What the task asks
Copy every line of the listing that holds the string "Federal".

----- Data provided

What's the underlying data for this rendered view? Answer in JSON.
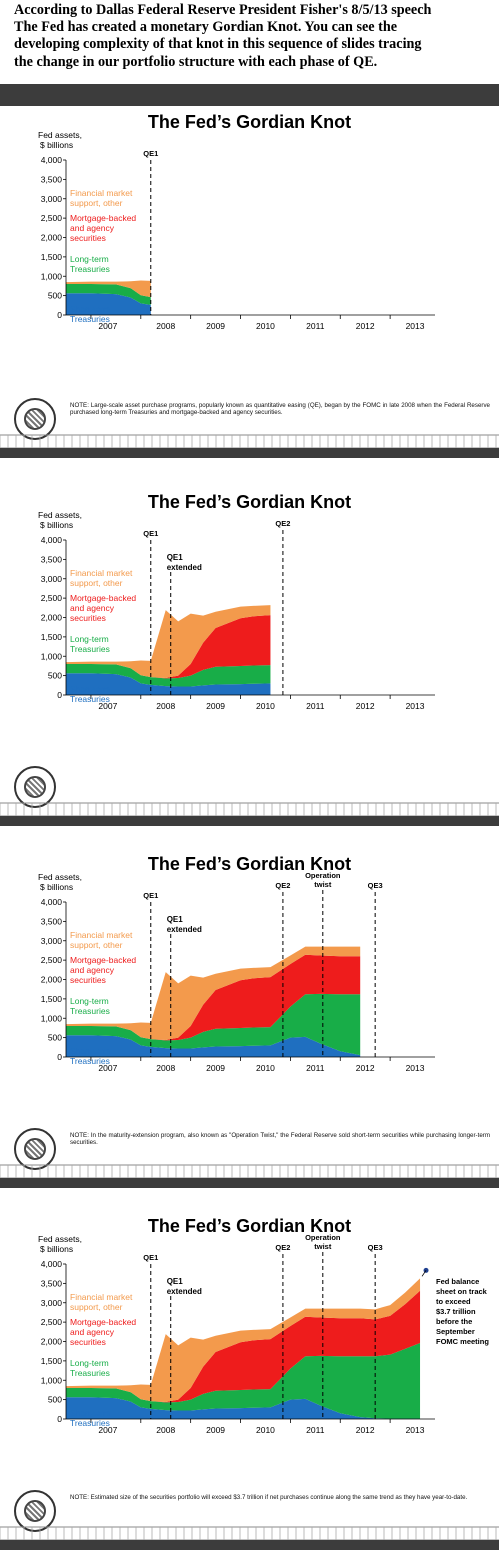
{
  "intro": {
    "line1": "According to Dallas Federal Reserve President Fisher's 8/5/13 speech",
    "line2": "The Fed has created a monetary Gordian Knot. You can see the",
    "line3": "developing complexity of that knot in this sequence of slides tracing",
    "line4": "the change in our portfolio structure with each phase of QE."
  },
  "colors": {
    "short_term": "#1f6fc0",
    "long_term": "#18ad48",
    "mbs": "#ee1c1c",
    "financial": "#f39a4c",
    "band": "#3c3c3c"
  },
  "chart_data": [
    {
      "type": "area",
      "title": "The Fed’s Gordian Knot",
      "ylabel": "Fed assets, $ billions",
      "ylim": [
        0,
        4000
      ],
      "yticks": [
        "0",
        "500",
        "1,000",
        "1,500",
        "2,000",
        "2,500",
        "3,000",
        "3,500",
        "4,000"
      ],
      "xlim": [
        2006.5,
        2013.9
      ],
      "xtick_labels": [
        "2007",
        "2008",
        "2009",
        "2010",
        "2011",
        "2012",
        "2013"
      ],
      "legend": [
        "Financial market support, other",
        "Mortgage-backed and agency securities",
        "Long-term Treasuries",
        "Short-term Treasuries"
      ],
      "series": [
        {
          "name": "Short-term Treasuries",
          "x": [
            2006.5,
            2007.0,
            2007.5,
            2007.8,
            2008.0,
            2008.2
          ],
          "values": [
            560,
            560,
            540,
            450,
            300,
            260
          ]
        },
        {
          "name": "Long-term Treasuries",
          "x": [
            2006.5,
            2007.0,
            2007.5,
            2007.8,
            2008.0,
            2008.2
          ],
          "values": [
            240,
            240,
            250,
            240,
            210,
            200
          ]
        },
        {
          "name": "Mortgage-backed and agency securities",
          "x": [
            2006.5,
            2007.0,
            2007.5,
            2007.8,
            2008.0,
            2008.2
          ],
          "values": [
            0,
            0,
            0,
            0,
            0,
            0
          ]
        },
        {
          "name": "Financial market support, other",
          "x": [
            2006.5,
            2007.0,
            2007.5,
            2007.8,
            2008.0,
            2008.2
          ],
          "values": [
            50,
            60,
            70,
            180,
            380,
            420
          ]
        }
      ],
      "annotations": [
        {
          "label": "QE1",
          "x": 2008.2
        }
      ],
      "note": "NOTE: Large-scale asset purchase programs, popularly known as quantitative easing (QE), began by the FOMC in late 2008 when the Federal Reserve purchased long-term Treasuries and mortgage-backed and agency securities."
    },
    {
      "type": "area",
      "title": "The Fed’s Gordian Knot",
      "ylabel": "Fed assets, $ billions",
      "ylim": [
        0,
        4000
      ],
      "yticks": [
        "0",
        "500",
        "1,000",
        "1,500",
        "2,000",
        "2,500",
        "3,000",
        "3,500",
        "4,000"
      ],
      "xlim": [
        2006.5,
        2013.9
      ],
      "xtick_labels": [
        "2007",
        "2008",
        "2009",
        "2010",
        "2011",
        "2012",
        "2013"
      ],
      "legend": [
        "Financial market support, other",
        "Mortgage-backed and agency securities",
        "Long-term Treasuries",
        "Short-term Treasuries"
      ],
      "series": [
        {
          "name": "Short-term Treasuries",
          "x": [
            2006.5,
            2007.0,
            2007.5,
            2007.8,
            2008.0,
            2008.2,
            2008.5,
            2008.75,
            2009.0,
            2009.25,
            2009.5,
            2010.0,
            2010.25,
            2010.6
          ],
          "values": [
            560,
            560,
            540,
            450,
            300,
            260,
            230,
            220,
            220,
            250,
            270,
            280,
            290,
            300
          ]
        },
        {
          "name": "Long-term Treasuries",
          "x": [
            2006.5,
            2007.0,
            2007.5,
            2007.8,
            2008.0,
            2008.2,
            2008.5,
            2008.75,
            2009.0,
            2009.25,
            2009.5,
            2010.0,
            2010.25,
            2010.6
          ],
          "values": [
            240,
            240,
            250,
            240,
            210,
            200,
            200,
            220,
            280,
            400,
            460,
            470,
            470,
            470
          ]
        },
        {
          "name": "Mortgage-backed and agency securities",
          "x": [
            2006.5,
            2007.0,
            2007.5,
            2007.8,
            2008.0,
            2008.2,
            2008.5,
            2008.75,
            2009.0,
            2009.25,
            2009.5,
            2010.0,
            2010.25,
            2010.6
          ],
          "values": [
            0,
            0,
            0,
            0,
            0,
            0,
            10,
            60,
            300,
            700,
            1000,
            1230,
            1270,
            1290
          ]
        },
        {
          "name": "Financial market support, other",
          "x": [
            2006.5,
            2007.0,
            2007.5,
            2007.8,
            2008.0,
            2008.2,
            2008.5,
            2008.75,
            2009.0,
            2009.25,
            2009.5,
            2010.0,
            2010.25,
            2010.6
          ],
          "values": [
            50,
            60,
            70,
            180,
            380,
            420,
            1750,
            1400,
            1300,
            700,
            420,
            300,
            270,
            260
          ]
        }
      ],
      "annotations": [
        {
          "label": "QE1",
          "x": 2008.2
        },
        {
          "label": "QE1 extended",
          "x": 2008.6
        },
        {
          "label": "QE2",
          "x": 2010.85
        }
      ],
      "note": ""
    },
    {
      "type": "area",
      "title": "The Fed’s Gordian Knot",
      "ylabel": "Fed assets, $ billions",
      "ylim": [
        0,
        4000
      ],
      "yticks": [
        "0",
        "500",
        "1,000",
        "1,500",
        "2,000",
        "2,500",
        "3,000",
        "3,500",
        "4,000"
      ],
      "xlim": [
        2006.5,
        2013.9
      ],
      "xtick_labels": [
        "2007",
        "2008",
        "2009",
        "2010",
        "2011",
        "2012",
        "2013"
      ],
      "legend": [
        "Financial market support, other",
        "Mortgage-backed and agency securities",
        "Long-term Treasuries",
        "Short-term Treasuries"
      ],
      "series": [
        {
          "name": "Short-term Treasuries",
          "x": [
            2006.5,
            2007.0,
            2007.5,
            2007.8,
            2008.0,
            2008.2,
            2008.5,
            2008.75,
            2009.0,
            2009.25,
            2009.5,
            2010.0,
            2010.25,
            2010.6,
            2011.0,
            2011.3,
            2011.6,
            2012.0,
            2012.4
          ],
          "values": [
            560,
            560,
            540,
            450,
            300,
            260,
            230,
            220,
            220,
            250,
            270,
            280,
            290,
            300,
            500,
            520,
            350,
            150,
            50
          ]
        },
        {
          "name": "Long-term Treasuries",
          "x": [
            2006.5,
            2007.0,
            2007.5,
            2007.8,
            2008.0,
            2008.2,
            2008.5,
            2008.75,
            2009.0,
            2009.25,
            2009.5,
            2010.0,
            2010.25,
            2010.6,
            2011.0,
            2011.3,
            2011.6,
            2012.0,
            2012.4
          ],
          "values": [
            240,
            240,
            250,
            240,
            210,
            200,
            200,
            220,
            280,
            400,
            460,
            470,
            470,
            470,
            800,
            1100,
            1280,
            1470,
            1570
          ]
        },
        {
          "name": "Mortgage-backed and agency securities",
          "x": [
            2006.5,
            2007.0,
            2007.5,
            2007.8,
            2008.0,
            2008.2,
            2008.5,
            2008.75,
            2009.0,
            2009.25,
            2009.5,
            2010.0,
            2010.25,
            2010.6,
            2011.0,
            2011.3,
            2011.6,
            2012.0,
            2012.4
          ],
          "values": [
            0,
            0,
            0,
            0,
            0,
            0,
            10,
            60,
            300,
            700,
            1000,
            1230,
            1270,
            1290,
            1100,
            1020,
            990,
            980,
            980
          ]
        },
        {
          "name": "Financial market support, other",
          "x": [
            2006.5,
            2007.0,
            2007.5,
            2007.8,
            2008.0,
            2008.2,
            2008.5,
            2008.75,
            2009.0,
            2009.25,
            2009.5,
            2010.0,
            2010.25,
            2010.6,
            2011.0,
            2011.3,
            2011.6,
            2012.0,
            2012.4
          ],
          "values": [
            50,
            60,
            70,
            180,
            380,
            420,
            1750,
            1400,
            1300,
            700,
            420,
            300,
            270,
            260,
            220,
            210,
            230,
            250,
            250
          ]
        }
      ],
      "annotations": [
        {
          "label": "QE1",
          "x": 2008.2
        },
        {
          "label": "QE1 extended",
          "x": 2008.6
        },
        {
          "label": "QE2",
          "x": 2010.85
        },
        {
          "label": "Operation twist",
          "x": 2011.65
        },
        {
          "label": "QE3",
          "x": 2012.7
        }
      ],
      "note": "NOTE: In the maturity-extension program, also known as \"Operation Twist,\" the Federal Reserve sold short-term securities while purchasing longer-term securities."
    },
    {
      "type": "area",
      "title": "The Fed’s Gordian Knot",
      "ylabel": "Fed assets, $ billions",
      "ylim": [
        0,
        4000
      ],
      "yticks": [
        "0",
        "500",
        "1,000",
        "1,500",
        "2,000",
        "2,500",
        "3,000",
        "3,500",
        "4,000"
      ],
      "xlim": [
        2006.5,
        2013.9
      ],
      "xtick_labels": [
        "2007",
        "2008",
        "2009",
        "2010",
        "2011",
        "2012",
        "2013"
      ],
      "legend": [
        "Financial market support, other",
        "Mortgage-backed and agency securities",
        "Long-term Treasuries",
        "Short-term Treasuries"
      ],
      "series": [
        {
          "name": "Short-term Treasuries",
          "x": [
            2006.5,
            2007.0,
            2007.5,
            2007.8,
            2008.0,
            2008.2,
            2008.5,
            2008.75,
            2009.0,
            2009.25,
            2009.5,
            2010.0,
            2010.25,
            2010.6,
            2011.0,
            2011.3,
            2011.6,
            2012.0,
            2012.4,
            2012.7,
            2013.0,
            2013.3,
            2013.6
          ],
          "values": [
            560,
            560,
            540,
            450,
            300,
            260,
            230,
            220,
            220,
            250,
            270,
            280,
            290,
            300,
            500,
            520,
            350,
            150,
            50,
            20,
            10,
            10,
            10
          ]
        },
        {
          "name": "Long-term Treasuries",
          "x": [
            2006.5,
            2007.0,
            2007.5,
            2007.8,
            2008.0,
            2008.2,
            2008.5,
            2008.75,
            2009.0,
            2009.25,
            2009.5,
            2010.0,
            2010.25,
            2010.6,
            2011.0,
            2011.3,
            2011.6,
            2012.0,
            2012.4,
            2012.7,
            2013.0,
            2013.3,
            2013.6
          ],
          "values": [
            240,
            240,
            250,
            240,
            210,
            200,
            200,
            220,
            280,
            400,
            460,
            470,
            470,
            470,
            800,
            1100,
            1280,
            1470,
            1570,
            1600,
            1650,
            1800,
            1950
          ]
        },
        {
          "name": "Mortgage-backed and agency securities",
          "x": [
            2006.5,
            2007.0,
            2007.5,
            2007.8,
            2008.0,
            2008.2,
            2008.5,
            2008.75,
            2009.0,
            2009.25,
            2009.5,
            2010.0,
            2010.25,
            2010.6,
            2011.0,
            2011.3,
            2011.6,
            2012.0,
            2012.4,
            2012.7,
            2013.0,
            2013.3,
            2013.6
          ],
          "values": [
            0,
            0,
            0,
            0,
            0,
            0,
            10,
            60,
            300,
            700,
            1000,
            1230,
            1270,
            1290,
            1100,
            1020,
            990,
            980,
            980,
            950,
            1000,
            1150,
            1350
          ]
        },
        {
          "name": "Financial market support, other",
          "x": [
            2006.5,
            2007.0,
            2007.5,
            2007.8,
            2008.0,
            2008.2,
            2008.5,
            2008.75,
            2009.0,
            2009.25,
            2009.5,
            2010.0,
            2010.25,
            2010.6,
            2011.0,
            2011.3,
            2011.6,
            2012.0,
            2012.4,
            2012.7,
            2013.0,
            2013.3,
            2013.6
          ],
          "values": [
            50,
            60,
            70,
            180,
            380,
            420,
            1750,
            1400,
            1300,
            700,
            420,
            300,
            270,
            260,
            220,
            210,
            230,
            250,
            250,
            260,
            280,
            300,
            320
          ]
        }
      ],
      "annotations": [
        {
          "label": "QE1",
          "x": 2008.2
        },
        {
          "label": "QE1 extended",
          "x": 2008.6
        },
        {
          "label": "QE2",
          "x": 2010.85
        },
        {
          "label": "Operation twist",
          "x": 2011.65
        },
        {
          "label": "QE3",
          "x": 2012.7
        }
      ],
      "callout": "Fed balance sheet on track to exceed $3.7 trillion before the September FOMC meeting",
      "note": "NOTE: Estimated size of the securities portfolio will exceed $3.7 trillion if net purchases continue along the same trend as they have year-to-date."
    }
  ]
}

----------

Response for this exercise
    "line1": "According to Dallas Federal Reserve President Fisher's 8/5/13 speech",
      "note": "NOTE: Large-scale asset purchase programs, popularly known as quantitative easing (QE), began by the FOMC in late 2008 when the Federal Reserve purchased long-term Treasuries and mortgage-backed and agency securities."
      "note": "NOTE: In the maturity-extension program, also known as \"Operation Twist,\" the Federal Reserve sold short-term securities while purchasing longer-term securities."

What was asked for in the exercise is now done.